▸ **The exercise**:
Repeat the listing below in full, exactly as it stands.

▸ **Input material**:
---

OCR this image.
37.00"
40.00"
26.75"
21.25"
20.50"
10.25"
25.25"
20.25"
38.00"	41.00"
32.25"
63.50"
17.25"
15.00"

---

▸ **Result of the exercise**:
OCR this image.
37.00"
40.00"
26.75"
21.25"
20.50"
10.25"
25.25"
20.25"
38.00"	41.00"
32.25"
63.50"
17.25"
15.00"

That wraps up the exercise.